Structured figure records
(begin)
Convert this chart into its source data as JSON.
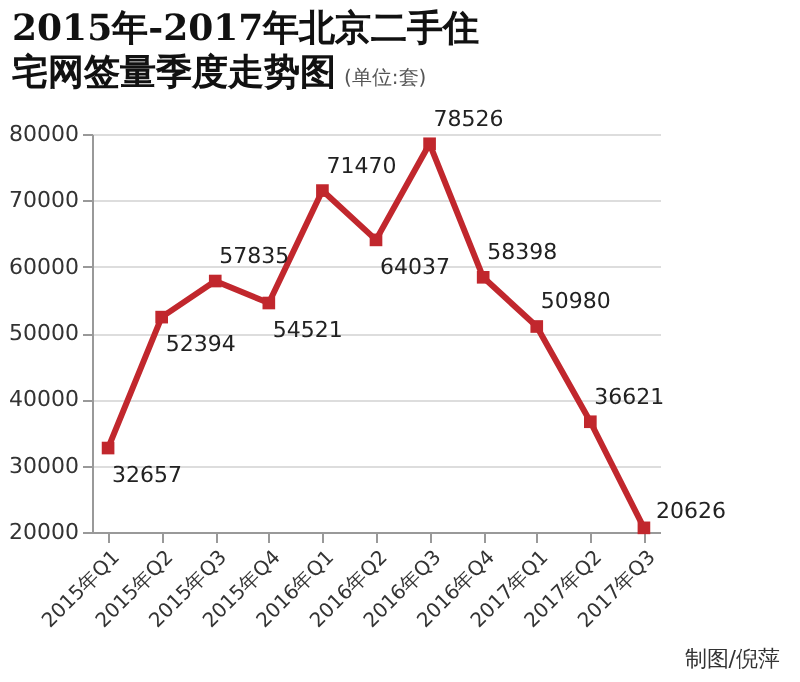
{
  "chart_data": {
    "type": "line",
    "title": "2015年-2017年北京二手住宅网签量季度走势图",
    "subtitle": "(单位:套)",
    "categories": [
      "2015年Q1",
      "2015年Q2",
      "2015年Q3",
      "2015年Q4",
      "2016年Q1",
      "2016年Q2",
      "2016年Q3",
      "2016年Q4",
      "2017年Q1",
      "2017年Q2",
      "2017年Q3"
    ],
    "series": [
      {
        "color": "#c1272d",
        "values": [
          32657,
          52394,
          57835,
          54521,
          71470,
          64037,
          78526,
          58398,
          50980,
          36621,
          20626
        ]
      }
    ],
    "ylim": [
      20000,
      80000
    ],
    "yticks": [
      20000,
      30000,
      40000,
      50000,
      60000,
      70000,
      80000
    ],
    "grid": "y",
    "marker": "square",
    "line_style": "solid",
    "data_labels": true,
    "legend": false,
    "annotations": [
      "制图/倪萍"
    ]
  }
}
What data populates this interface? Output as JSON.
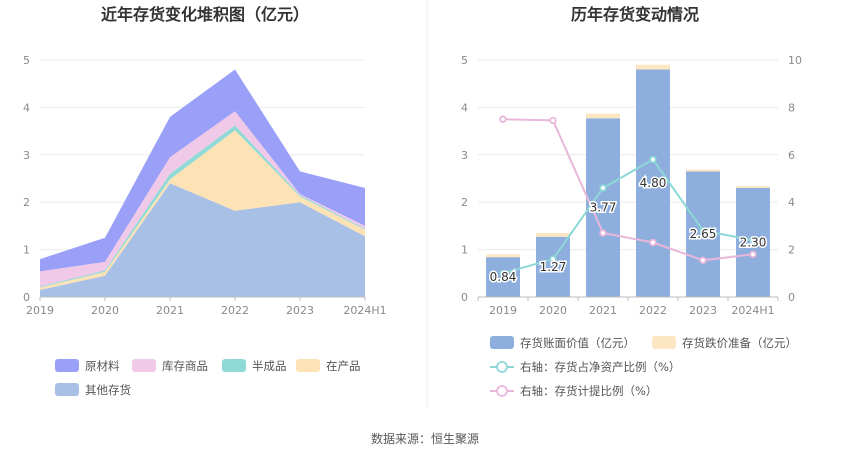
{
  "source": "数据来源：恒生聚源",
  "chart_data": [
    {
      "type": "area",
      "stacked": true,
      "title": "近年存货变化堆积图（亿元）",
      "categories": [
        "2019",
        "2020",
        "2021",
        "2022",
        "2023",
        "2024H1"
      ],
      "ylim": [
        0,
        5
      ],
      "yticks": [
        "0",
        "1",
        "2",
        "3",
        "4",
        "5"
      ],
      "grid": true,
      "legend_position": "bottom-left",
      "series": [
        {
          "name": "其他存货",
          "color": "#a8c0e6",
          "values": [
            0.15,
            0.45,
            2.4,
            1.82,
            2.0,
            1.28
          ]
        },
        {
          "name": "在产品",
          "color": "#fde2b5",
          "values": [
            0.05,
            0.08,
            0.08,
            1.7,
            0.12,
            0.14
          ]
        },
        {
          "name": "半成品",
          "color": "#8fdad6",
          "values": [
            0.02,
            0.03,
            0.12,
            0.1,
            0.03,
            0.02
          ]
        },
        {
          "name": "库存商品",
          "color": "#f0c9e8",
          "values": [
            0.32,
            0.18,
            0.35,
            0.3,
            0.02,
            0.06
          ]
        },
        {
          "name": "原材料",
          "color": "#9aa0f8",
          "values": [
            0.26,
            0.51,
            0.85,
            0.88,
            0.48,
            0.8
          ]
        }
      ],
      "legend_order": [
        "原材料",
        "库存商品",
        "半成品",
        "在产品",
        "其他存货"
      ]
    },
    {
      "type": "bar",
      "title": "历年存货变动情况",
      "categories": [
        "2019",
        "2020",
        "2021",
        "2022",
        "2023",
        "2024H1"
      ],
      "ylim_left": [
        0,
        5
      ],
      "ylim_right": [
        0,
        10
      ],
      "yticks_left": [
        "0",
        "1",
        "2",
        "3",
        "4",
        "5"
      ],
      "yticks_right": [
        "0",
        "2",
        "4",
        "6",
        "8",
        "10"
      ],
      "grid": true,
      "legend_position": "bottom",
      "series": [
        {
          "name": "存货账面价值（亿元）",
          "kind": "bar",
          "axis": "left",
          "color": "#8eaedd",
          "values": [
            0.84,
            1.27,
            3.77,
            4.8,
            2.65,
            2.3
          ],
          "labels": [
            "0.84",
            "1.27",
            "3.77",
            "4.80",
            "2.65",
            "2.30"
          ]
        },
        {
          "name": "存货跌价准备（亿元）",
          "kind": "bar",
          "axis": "left",
          "color": "#fde6c2",
          "values": [
            0.06,
            0.08,
            0.1,
            0.1,
            0.04,
            0.04
          ]
        },
        {
          "name": "右轴：存货占净资产比例（%）",
          "kind": "line",
          "axis": "right",
          "color": "#8dd8d6",
          "values": [
            1.0,
            1.6,
            4.6,
            5.8,
            2.8,
            2.4
          ]
        },
        {
          "name": "右轴：存货计提比例（%）",
          "kind": "line",
          "axis": "right",
          "color": "#e8b7da",
          "values": [
            7.5,
            7.45,
            2.7,
            2.3,
            1.55,
            1.8
          ]
        }
      ]
    }
  ]
}
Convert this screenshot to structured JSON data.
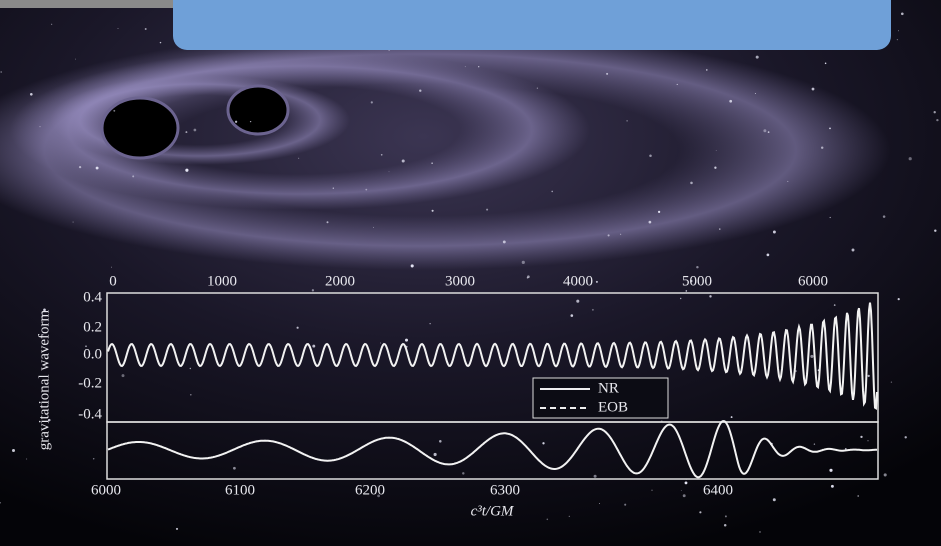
{
  "figure": {
    "top_ticks": [
      "0",
      "1000",
      "2000",
      "3000",
      "4000",
      "5000",
      "6000"
    ],
    "left_ticks": [
      "0.4",
      "0.2",
      "0.0",
      "-0.2",
      "-0.4"
    ],
    "y_label": "gravitational waveform",
    "legend": [
      "NR",
      "EOB"
    ],
    "bottom_ticks": [
      "6000",
      "6100",
      "6200",
      "6300",
      "6400"
    ],
    "x_label": "c³t/GM"
  }
}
(end)
Transcribe all entries above exactly. Drop the pictures.

Convert this chart into its source data as JSON.
{
  "chart_data": {
    "type": "line",
    "title": "2015年-2017年北京二手住宅网签量季度走势图",
    "subtitle": "(单位:套)",
    "categories": [
      "2015年Q1",
      "2015年Q2",
      "2015年Q3",
      "2015年Q4",
      "2016年Q1",
      "2016年Q2",
      "2016年Q3",
      "2016年Q4",
      "2017年Q1",
      "2017年Q2",
      "2017年Q3"
    ],
    "series": [
      {
        "color": "#c1272d",
        "values": [
          32657,
          52394,
          57835,
          54521,
          71470,
          64037,
          78526,
          58398,
          50980,
          36621,
          20626
        ]
      }
    ],
    "ylim": [
      20000,
      80000
    ],
    "yticks": [
      20000,
      30000,
      40000,
      50000,
      60000,
      70000,
      80000
    ],
    "grid": "y",
    "marker": "square",
    "line_style": "solid",
    "data_labels": true,
    "legend": false,
    "annotations": [
      "制图/倪萍"
    ]
  }
}
What data populates this interface? Output as JSON.
{
  "source": "数据来源：恒生聚源",
  "chart_data": [
    {
      "type": "area",
      "stacked": true,
      "title": "近年存货变化堆积图（亿元）",
      "categories": [
        "2019",
        "2020",
        "2021",
        "2022",
        "2023",
        "2024H1"
      ],
      "ylim": [
        0,
        5
      ],
      "yticks": [
        "0",
        "1",
        "2",
        "3",
        "4",
        "5"
      ],
      "grid": true,
      "legend_position": "bottom-left",
      "series": [
        {
          "name": "其他存货",
          "color": "#a8c0e6",
          "values": [
            0.15,
            0.45,
            2.4,
            1.82,
            2.0,
            1.28
          ]
        },
        {
          "name": "在产品",
          "color": "#fde2b5",
          "values": [
            0.05,
            0.08,
            0.08,
            1.7,
            0.12,
            0.14
          ]
        },
        {
          "name": "半成品",
          "color": "#8fdad6",
          "values": [
            0.02,
            0.03,
            0.12,
            0.1,
            0.03,
            0.02
          ]
        },
        {
          "name": "库存商品",
          "color": "#f0c9e8",
          "values": [
            0.32,
            0.18,
            0.35,
            0.3,
            0.02,
            0.06
          ]
        },
        {
          "name": "原材料",
          "color": "#9aa0f8",
          "values": [
            0.26,
            0.51,
            0.85,
            0.88,
            0.48,
            0.8
          ]
        }
      ],
      "legend_order": [
        "原材料",
        "库存商品",
        "半成品",
        "在产品",
        "其他存货"
      ]
    },
    {
      "type": "bar",
      "title": "历年存货变动情况",
      "categories": [
        "2019",
        "2020",
        "2021",
        "2022",
        "2023",
        "2024H1"
      ],
      "ylim_left": [
        0,
        5
      ],
      "ylim_right": [
        0,
        10
      ],
      "yticks_left": [
        "0",
        "1",
        "2",
        "3",
        "4",
        "5"
      ],
      "yticks_right": [
        "0",
        "2",
        "4",
        "6",
        "8",
        "10"
      ],
      "grid": true,
      "legend_position": "bottom",
      "series": [
        {
          "name": "存货账面价值（亿元）",
          "kind": "bar",
          "axis": "left",
          "color": "#8eaedd",
          "values": [
            0.84,
            1.27,
            3.77,
            4.8,
            2.65,
            2.3
          ],
          "labels": [
            "0.84",
            "1.27",
            "3.77",
            "4.80",
            "2.65",
            "2.30"
          ]
        },
        {
          "name": "存货跌价准备（亿元）",
          "kind": "bar",
          "axis": "left",
          "color": "#fde6c2",
          "values": [
            0.06,
            0.08,
            0.1,
            0.1,
            0.04,
            0.04
          ]
        },
        {
          "name": "右轴：存货占净资产比例（%）",
          "kind": "line",
          "axis": "right",
          "color": "#8dd8d6",
          "values": [
            1.0,
            1.6,
            4.6,
            5.8,
            2.8,
            2.4
          ]
        },
        {
          "name": "右轴：存货计提比例（%）",
          "kind": "line",
          "axis": "right",
          "color": "#e8b7da",
          "values": [
            7.5,
            7.45,
            2.7,
            2.3,
            1.55,
            1.8
          ]
        }
      ]
    }
  ]
}
Convert this screenshot to structured JSON data.
{
  "figure": {
    "top_ticks": [
      "0",
      "1000",
      "2000",
      "3000",
      "4000",
      "5000",
      "6000"
    ],
    "left_ticks": [
      "0.4",
      "0.2",
      "0.0",
      "-0.2",
      "-0.4"
    ],
    "y_label": "gravitational waveform",
    "legend": [
      "NR",
      "EOB"
    ],
    "bottom_ticks": [
      "6000",
      "6100",
      "6200",
      "6300",
      "6400"
    ],
    "x_label": "c³t/GM"
  }
}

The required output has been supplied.